## [Directions]
Gather every line in the records below that contains the word "conference".
START
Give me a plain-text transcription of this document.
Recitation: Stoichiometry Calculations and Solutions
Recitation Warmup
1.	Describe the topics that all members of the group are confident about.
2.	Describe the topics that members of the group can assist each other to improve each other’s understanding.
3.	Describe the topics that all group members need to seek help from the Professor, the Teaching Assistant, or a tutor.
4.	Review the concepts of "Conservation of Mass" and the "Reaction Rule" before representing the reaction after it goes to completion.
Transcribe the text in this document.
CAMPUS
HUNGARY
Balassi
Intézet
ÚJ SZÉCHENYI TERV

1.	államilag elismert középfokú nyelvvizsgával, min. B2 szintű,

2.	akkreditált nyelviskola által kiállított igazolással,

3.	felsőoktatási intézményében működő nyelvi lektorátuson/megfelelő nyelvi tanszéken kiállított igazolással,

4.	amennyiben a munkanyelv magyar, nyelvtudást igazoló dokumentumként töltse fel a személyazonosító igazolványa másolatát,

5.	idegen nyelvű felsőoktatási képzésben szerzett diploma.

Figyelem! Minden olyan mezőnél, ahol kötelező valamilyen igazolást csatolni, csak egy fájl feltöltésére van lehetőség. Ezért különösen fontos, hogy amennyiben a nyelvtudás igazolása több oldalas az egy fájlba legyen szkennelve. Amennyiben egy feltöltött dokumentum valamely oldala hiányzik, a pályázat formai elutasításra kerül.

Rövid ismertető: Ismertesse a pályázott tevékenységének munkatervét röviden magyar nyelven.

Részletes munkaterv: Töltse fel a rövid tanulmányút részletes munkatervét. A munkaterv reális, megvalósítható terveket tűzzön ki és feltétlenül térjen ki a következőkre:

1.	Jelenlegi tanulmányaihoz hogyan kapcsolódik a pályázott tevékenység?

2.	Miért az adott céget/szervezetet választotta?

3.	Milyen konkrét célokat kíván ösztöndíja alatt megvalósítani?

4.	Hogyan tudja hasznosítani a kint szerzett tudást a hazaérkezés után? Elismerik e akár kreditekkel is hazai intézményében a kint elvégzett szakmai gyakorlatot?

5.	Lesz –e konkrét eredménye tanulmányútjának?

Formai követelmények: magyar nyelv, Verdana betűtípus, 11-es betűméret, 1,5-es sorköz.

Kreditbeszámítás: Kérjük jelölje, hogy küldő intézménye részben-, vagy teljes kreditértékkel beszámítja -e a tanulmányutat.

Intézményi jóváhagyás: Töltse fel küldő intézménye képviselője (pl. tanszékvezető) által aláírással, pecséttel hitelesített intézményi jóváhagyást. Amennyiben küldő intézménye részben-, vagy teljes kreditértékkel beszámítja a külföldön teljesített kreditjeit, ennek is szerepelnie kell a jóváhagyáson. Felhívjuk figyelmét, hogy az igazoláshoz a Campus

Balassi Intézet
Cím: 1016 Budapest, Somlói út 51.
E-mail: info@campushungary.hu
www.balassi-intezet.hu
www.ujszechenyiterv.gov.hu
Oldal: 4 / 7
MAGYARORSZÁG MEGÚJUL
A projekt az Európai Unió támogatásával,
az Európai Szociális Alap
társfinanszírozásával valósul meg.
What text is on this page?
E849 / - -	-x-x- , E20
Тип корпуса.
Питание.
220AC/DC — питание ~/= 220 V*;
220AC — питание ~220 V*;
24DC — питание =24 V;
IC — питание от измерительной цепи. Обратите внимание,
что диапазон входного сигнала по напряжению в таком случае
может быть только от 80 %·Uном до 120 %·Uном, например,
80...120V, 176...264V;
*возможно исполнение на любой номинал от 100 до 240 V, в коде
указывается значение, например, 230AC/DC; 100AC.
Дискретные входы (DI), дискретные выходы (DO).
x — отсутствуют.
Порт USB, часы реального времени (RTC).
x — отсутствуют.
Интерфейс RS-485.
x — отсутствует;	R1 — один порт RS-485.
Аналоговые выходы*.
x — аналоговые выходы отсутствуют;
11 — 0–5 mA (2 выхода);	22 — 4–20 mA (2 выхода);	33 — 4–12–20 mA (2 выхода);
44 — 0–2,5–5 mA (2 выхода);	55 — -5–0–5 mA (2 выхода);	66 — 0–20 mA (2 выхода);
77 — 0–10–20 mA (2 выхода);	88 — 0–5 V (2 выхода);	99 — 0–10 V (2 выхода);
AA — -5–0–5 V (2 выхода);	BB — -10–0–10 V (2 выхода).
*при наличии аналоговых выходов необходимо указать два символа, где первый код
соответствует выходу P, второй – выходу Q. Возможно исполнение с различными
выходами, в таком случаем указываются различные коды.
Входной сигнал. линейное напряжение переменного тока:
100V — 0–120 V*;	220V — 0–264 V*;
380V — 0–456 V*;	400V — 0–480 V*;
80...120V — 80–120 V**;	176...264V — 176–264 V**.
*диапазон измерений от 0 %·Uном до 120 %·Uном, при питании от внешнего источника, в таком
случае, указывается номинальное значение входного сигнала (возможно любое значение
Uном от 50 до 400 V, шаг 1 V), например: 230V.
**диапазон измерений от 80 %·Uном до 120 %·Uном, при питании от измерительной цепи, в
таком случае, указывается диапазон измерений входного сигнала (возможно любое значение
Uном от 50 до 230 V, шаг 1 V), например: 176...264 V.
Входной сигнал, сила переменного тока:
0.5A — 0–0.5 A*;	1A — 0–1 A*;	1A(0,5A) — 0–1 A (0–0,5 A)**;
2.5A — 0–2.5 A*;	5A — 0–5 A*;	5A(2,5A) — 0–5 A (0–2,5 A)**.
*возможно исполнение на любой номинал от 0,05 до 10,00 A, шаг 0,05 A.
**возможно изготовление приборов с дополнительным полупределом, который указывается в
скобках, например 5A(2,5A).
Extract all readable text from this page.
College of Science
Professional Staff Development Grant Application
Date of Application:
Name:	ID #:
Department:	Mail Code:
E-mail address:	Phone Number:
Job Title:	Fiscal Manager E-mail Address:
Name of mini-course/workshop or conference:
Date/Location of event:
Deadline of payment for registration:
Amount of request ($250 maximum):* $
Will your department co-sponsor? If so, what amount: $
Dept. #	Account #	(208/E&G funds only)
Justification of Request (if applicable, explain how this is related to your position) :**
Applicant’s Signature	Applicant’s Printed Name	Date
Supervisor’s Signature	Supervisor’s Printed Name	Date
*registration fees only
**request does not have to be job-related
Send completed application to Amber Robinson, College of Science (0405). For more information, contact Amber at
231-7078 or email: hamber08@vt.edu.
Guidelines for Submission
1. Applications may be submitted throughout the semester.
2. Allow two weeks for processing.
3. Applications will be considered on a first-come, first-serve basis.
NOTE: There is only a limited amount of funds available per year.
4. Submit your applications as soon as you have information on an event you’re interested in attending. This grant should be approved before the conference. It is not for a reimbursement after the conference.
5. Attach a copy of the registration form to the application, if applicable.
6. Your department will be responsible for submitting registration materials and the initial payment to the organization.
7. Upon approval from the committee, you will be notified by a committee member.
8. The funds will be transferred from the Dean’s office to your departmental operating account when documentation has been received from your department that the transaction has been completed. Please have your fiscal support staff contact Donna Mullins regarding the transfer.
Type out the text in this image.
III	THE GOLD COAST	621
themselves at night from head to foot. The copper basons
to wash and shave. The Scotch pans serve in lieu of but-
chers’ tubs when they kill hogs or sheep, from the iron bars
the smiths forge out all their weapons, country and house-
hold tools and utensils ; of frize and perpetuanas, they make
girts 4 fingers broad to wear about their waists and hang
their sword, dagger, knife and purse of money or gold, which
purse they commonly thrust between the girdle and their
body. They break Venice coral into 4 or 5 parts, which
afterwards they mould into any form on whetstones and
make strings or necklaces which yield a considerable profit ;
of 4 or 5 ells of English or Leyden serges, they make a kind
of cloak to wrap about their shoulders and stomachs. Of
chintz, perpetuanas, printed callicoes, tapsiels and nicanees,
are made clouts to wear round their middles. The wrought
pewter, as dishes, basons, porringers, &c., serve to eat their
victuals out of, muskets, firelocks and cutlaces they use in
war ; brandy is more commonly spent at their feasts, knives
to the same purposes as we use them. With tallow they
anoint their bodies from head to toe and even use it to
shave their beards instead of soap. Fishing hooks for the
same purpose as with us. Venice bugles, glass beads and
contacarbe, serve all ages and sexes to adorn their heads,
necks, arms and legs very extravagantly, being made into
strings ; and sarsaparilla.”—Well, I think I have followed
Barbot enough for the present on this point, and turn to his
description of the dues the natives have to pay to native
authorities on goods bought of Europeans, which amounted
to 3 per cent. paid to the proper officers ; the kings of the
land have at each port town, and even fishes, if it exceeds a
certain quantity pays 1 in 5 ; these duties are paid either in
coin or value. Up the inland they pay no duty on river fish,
END
## [The solution]
Name of mini-course/workshop or conference:
4. Submit your applications as soon as you have information on an event you’re interested in attending. This grant should be approved before the conference. It is not for a reimbursement after the conference.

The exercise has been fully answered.